Records from a dataset

────────────────────

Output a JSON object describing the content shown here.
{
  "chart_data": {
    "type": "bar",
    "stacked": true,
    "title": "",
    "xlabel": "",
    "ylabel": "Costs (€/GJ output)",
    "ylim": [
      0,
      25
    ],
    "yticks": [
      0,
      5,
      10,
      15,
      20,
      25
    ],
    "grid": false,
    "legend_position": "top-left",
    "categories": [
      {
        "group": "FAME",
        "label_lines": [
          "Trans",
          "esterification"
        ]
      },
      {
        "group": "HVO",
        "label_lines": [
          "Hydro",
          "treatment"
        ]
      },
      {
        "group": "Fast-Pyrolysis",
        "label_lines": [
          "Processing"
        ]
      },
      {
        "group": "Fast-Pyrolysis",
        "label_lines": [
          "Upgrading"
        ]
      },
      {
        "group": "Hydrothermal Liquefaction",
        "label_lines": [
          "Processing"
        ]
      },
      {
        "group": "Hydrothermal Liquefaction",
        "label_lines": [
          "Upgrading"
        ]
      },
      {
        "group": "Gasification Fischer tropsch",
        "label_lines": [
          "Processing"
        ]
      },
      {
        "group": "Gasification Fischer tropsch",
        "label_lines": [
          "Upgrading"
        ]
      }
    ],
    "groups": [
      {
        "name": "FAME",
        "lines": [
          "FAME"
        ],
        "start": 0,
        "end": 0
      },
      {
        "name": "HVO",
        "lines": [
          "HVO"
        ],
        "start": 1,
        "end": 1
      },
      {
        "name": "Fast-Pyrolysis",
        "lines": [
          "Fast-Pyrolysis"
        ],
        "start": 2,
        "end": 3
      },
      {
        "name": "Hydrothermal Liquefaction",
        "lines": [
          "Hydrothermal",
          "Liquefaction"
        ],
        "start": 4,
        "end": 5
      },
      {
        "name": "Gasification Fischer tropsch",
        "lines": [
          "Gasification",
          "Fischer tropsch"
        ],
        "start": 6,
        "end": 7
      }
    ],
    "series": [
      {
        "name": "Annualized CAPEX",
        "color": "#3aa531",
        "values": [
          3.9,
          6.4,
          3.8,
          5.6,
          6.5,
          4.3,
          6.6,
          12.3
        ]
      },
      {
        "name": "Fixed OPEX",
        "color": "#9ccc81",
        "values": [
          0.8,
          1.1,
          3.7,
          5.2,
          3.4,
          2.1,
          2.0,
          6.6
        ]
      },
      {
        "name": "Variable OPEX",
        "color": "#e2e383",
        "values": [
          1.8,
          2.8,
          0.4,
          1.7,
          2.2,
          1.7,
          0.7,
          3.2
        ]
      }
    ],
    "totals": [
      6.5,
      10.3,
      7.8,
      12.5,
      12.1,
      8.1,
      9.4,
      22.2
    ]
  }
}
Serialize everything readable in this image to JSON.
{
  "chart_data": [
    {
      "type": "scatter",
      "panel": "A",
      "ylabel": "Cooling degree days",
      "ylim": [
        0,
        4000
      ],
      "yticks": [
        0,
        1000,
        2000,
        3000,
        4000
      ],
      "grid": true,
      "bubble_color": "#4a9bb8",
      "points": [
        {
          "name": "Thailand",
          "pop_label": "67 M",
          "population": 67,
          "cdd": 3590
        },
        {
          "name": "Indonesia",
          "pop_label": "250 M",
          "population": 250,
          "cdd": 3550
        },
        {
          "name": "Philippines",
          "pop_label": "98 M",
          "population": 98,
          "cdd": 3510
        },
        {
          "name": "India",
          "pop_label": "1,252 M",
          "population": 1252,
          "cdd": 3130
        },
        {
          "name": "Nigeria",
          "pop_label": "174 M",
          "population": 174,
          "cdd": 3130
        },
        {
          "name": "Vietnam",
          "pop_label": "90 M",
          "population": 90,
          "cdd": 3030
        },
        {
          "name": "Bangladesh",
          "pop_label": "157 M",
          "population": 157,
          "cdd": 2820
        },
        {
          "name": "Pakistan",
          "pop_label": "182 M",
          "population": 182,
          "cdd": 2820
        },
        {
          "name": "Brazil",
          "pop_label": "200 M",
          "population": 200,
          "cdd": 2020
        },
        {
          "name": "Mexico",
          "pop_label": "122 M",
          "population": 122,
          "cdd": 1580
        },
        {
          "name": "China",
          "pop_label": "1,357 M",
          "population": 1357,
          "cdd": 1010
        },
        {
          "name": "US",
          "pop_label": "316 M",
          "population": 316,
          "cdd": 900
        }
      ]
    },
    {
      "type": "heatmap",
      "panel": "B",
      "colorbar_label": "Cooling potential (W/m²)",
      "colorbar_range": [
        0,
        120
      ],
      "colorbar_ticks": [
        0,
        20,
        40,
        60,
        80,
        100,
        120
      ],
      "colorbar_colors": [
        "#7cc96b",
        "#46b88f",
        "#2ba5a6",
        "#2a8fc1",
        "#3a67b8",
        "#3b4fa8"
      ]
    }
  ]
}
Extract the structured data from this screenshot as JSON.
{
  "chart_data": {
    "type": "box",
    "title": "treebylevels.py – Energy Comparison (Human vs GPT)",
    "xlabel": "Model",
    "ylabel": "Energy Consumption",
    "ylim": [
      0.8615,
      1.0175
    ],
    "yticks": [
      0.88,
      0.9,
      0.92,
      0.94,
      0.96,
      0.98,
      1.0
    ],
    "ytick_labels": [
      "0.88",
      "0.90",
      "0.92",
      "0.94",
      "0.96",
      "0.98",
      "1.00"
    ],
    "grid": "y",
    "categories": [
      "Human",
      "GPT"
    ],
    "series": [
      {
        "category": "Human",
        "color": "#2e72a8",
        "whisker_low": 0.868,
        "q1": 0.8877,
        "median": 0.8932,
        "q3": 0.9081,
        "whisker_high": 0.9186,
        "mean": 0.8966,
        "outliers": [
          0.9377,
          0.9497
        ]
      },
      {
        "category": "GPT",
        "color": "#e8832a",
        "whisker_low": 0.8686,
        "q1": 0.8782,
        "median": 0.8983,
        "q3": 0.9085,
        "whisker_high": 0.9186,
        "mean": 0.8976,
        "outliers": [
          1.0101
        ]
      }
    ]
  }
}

────────────────────

> _TASK REQUIREMENTS_:
Give the number of lines in the entries above that include the string "JSON". No other output is expected.

> _SOLVED EXERCISE_:
3